» **THE RECORDS**:
····················

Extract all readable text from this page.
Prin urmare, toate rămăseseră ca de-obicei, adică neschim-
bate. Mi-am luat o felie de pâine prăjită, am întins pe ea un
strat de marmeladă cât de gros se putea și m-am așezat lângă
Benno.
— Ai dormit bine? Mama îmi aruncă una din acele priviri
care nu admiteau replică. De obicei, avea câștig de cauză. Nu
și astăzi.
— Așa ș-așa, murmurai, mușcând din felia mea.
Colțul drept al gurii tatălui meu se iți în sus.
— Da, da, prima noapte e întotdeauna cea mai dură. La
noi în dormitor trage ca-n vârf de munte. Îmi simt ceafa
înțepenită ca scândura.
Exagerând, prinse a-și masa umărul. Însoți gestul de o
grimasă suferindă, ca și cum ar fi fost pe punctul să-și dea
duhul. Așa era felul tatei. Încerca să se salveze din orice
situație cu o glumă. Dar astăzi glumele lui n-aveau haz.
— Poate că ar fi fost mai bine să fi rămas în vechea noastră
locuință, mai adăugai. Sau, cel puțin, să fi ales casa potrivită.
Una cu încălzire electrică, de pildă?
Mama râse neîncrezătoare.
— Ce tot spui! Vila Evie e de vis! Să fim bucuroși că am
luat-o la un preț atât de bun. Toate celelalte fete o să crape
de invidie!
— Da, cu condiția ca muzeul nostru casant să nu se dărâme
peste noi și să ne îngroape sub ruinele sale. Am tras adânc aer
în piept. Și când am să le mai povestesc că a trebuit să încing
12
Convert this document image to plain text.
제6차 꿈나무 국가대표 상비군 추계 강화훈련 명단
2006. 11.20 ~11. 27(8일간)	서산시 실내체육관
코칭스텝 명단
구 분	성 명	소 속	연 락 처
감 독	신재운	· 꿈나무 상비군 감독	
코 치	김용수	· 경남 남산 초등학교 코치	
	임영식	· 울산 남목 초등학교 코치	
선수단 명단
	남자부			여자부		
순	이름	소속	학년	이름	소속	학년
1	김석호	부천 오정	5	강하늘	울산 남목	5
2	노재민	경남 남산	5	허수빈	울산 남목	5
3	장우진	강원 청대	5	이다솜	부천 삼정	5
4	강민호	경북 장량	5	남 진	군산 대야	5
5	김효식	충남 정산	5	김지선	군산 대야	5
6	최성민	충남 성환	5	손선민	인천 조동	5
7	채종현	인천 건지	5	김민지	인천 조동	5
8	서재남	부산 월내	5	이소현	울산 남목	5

····················

» **GIVEN PROBLEM**:
Copy out each line exactly.

» **RESULT**:
Extract all readable text from this page.
Prin urmare, toate rămăseseră ca de-obicei, adică neschim-
bate. Mi-am luat o felie de pâine prăjită, am întins pe ea un
strat de marmeladă cât de gros se putea și m-am așezat lângă
Benno.
— Ai dormit bine? Mama îmi aruncă una din acele priviri
care nu admiteau replică. De obicei, avea câștig de cauză. Nu
și astăzi.
— Așa ș-așa, murmurai, mușcând din felia mea.
Colțul drept al gurii tatălui meu se iți în sus.
— Da, da, prima noapte e întotdeauna cea mai dură. La
noi în dormitor trage ca-n vârf de munte. Îmi simt ceafa
înțepenită ca scândura.
Exagerând, prinse a-și masa umărul. Însoți gestul de o
grimasă suferindă, ca și cum ar fi fost pe punctul să-și dea
duhul. Așa era felul tatei. Încerca să se salveze din orice
situație cu o glumă. Dar astăzi glumele lui n-aveau haz.
— Poate că ar fi fost mai bine să fi rămas în vechea noastră
locuință, mai adăugai. Sau, cel puțin, să fi ales casa potrivită.
Una cu încălzire electrică, de pildă?
Mama râse neîncrezătoare.
— Ce tot spui! Vila Evie e de vis! Să fim bucuroși că am
luat-o la un preț atât de bun. Toate celelalte fete o să crape
de invidie!
— Da, cu condiția ca muzeul nostru casant să nu se dărâme
peste noi și să ne îngroape sub ruinele sale. Am tras adânc aer
în piept. Și când am să le mai povestesc că a trebuit să încing
12
Convert this document image to plain text.
제6차 꿈나무 국가대표 상비군 추계 강화훈련 명단
2006. 11.20 ~11. 27(8일간)	서산시 실내체육관
코칭스텝 명단
구 분	성 명	소 속	연 락 처
감 독	신재운	· 꿈나무 상비군 감독	
코 치	김용수	· 경남 남산 초등학교 코치	
	임영식	· 울산 남목 초등학교 코치	
선수단 명단
	남자부			여자부		
순	이름	소속	학년	이름	소속	학년
1	김석호	부천 오정	5	강하늘	울산 남목	5
2	노재민	경남 남산	5	허수빈	울산 남목	5
3	장우진	강원 청대	5	이다솜	부천 삼정	5
4	강민호	경북 장량	5	남 진	군산 대야	5
5	김효식	충남 정산	5	김지선	군산 대야	5
6	최성민	충남 성환	5	손선민	인천 조동	5
7	채종현	인천 건지	5	김민지	인천 조동	5
8	서재남	부산 월내	5	이소현	울산 남목	5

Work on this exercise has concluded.